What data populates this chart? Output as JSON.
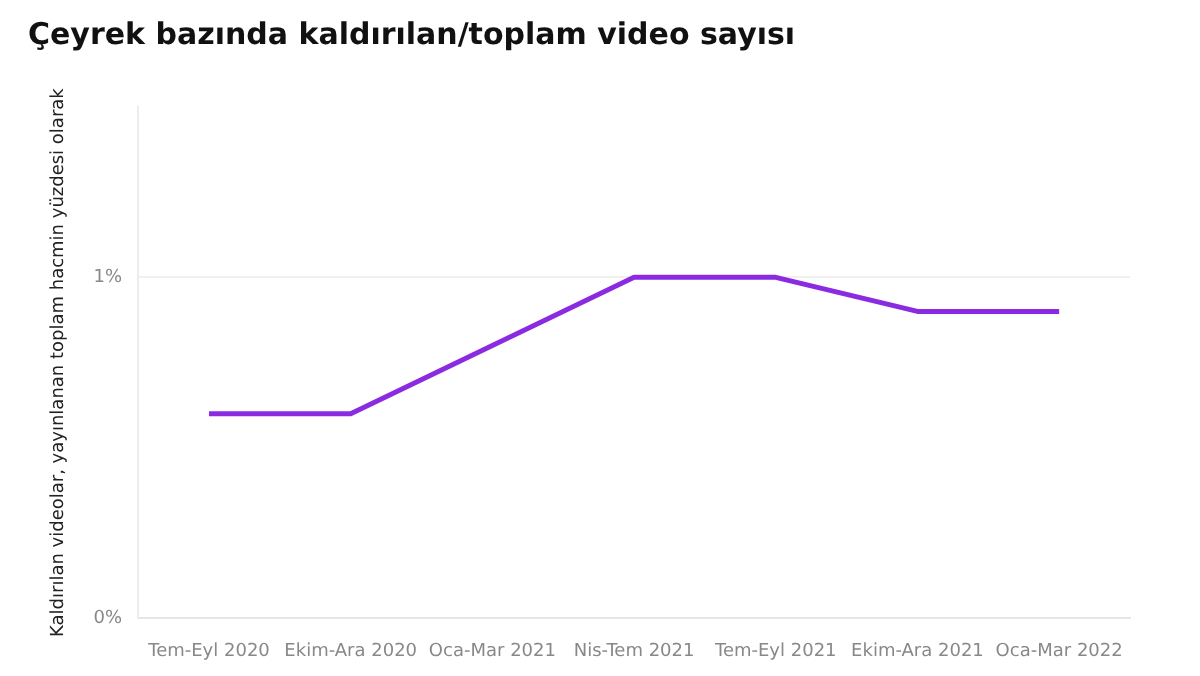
{
  "chart_data": {
    "type": "line",
    "title": "Çeyrek bazında kaldırılan/toplam video sayısı",
    "ylabel": "Kaldırılan videolar, yayınlanan toplam hacmin yüzdesi olarak",
    "categories": [
      "Tem-Eyl 2020",
      "Ekim-Ara 2020",
      "Oca-Mar 2021",
      "Nis-Tem 2021",
      "Tem-Eyl 2021",
      "Ekim-Ara 2021",
      "Oca-Mar 2022"
    ],
    "series": [
      {
        "color": "#8a2be2",
        "values": [
          0.6,
          0.6,
          0.8,
          1.0,
          1.0,
          0.9,
          0.9
        ]
      }
    ],
    "ylim": [
      0,
      1.5
    ],
    "yticks": [
      {
        "value": 0,
        "label": "0%"
      },
      {
        "value": 1,
        "label": "1%"
      }
    ],
    "grid": "y",
    "marker": "none",
    "line_style": "solid"
  }
}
^^^^^^^^^^^^^^^^
■ Exercise ■
Output a faithful copy of the data, with each picture left out.

■ Result for this task ■
What data populates this chart? Output as JSON.
{
  "chart_data": {
    "type": "line",
    "title": "Çeyrek bazında kaldırılan/toplam video sayısı",
    "ylabel": "Kaldırılan videolar, yayınlanan toplam hacmin yüzdesi olarak",
    "categories": [
      "Tem-Eyl 2020",
      "Ekim-Ara 2020",
      "Oca-Mar 2021",
      "Nis-Tem 2021",
      "Tem-Eyl 2021",
      "Ekim-Ara 2021",
      "Oca-Mar 2022"
    ],
    "series": [
      {
        "color": "#8a2be2",
        "values": [
          0.6,
          0.6,
          0.8,
          1.0,
          1.0,
          0.9,
          0.9
        ]
      }
    ],
    "ylim": [
      0,
      1.5
    ],
    "yticks": [
      {
        "value": 0,
        "label": "0%"
      },
      {
        "value": 1,
        "label": "1%"
      }
    ],
    "grid": "y",
    "marker": "none",
    "line_style": "solid"
  }
}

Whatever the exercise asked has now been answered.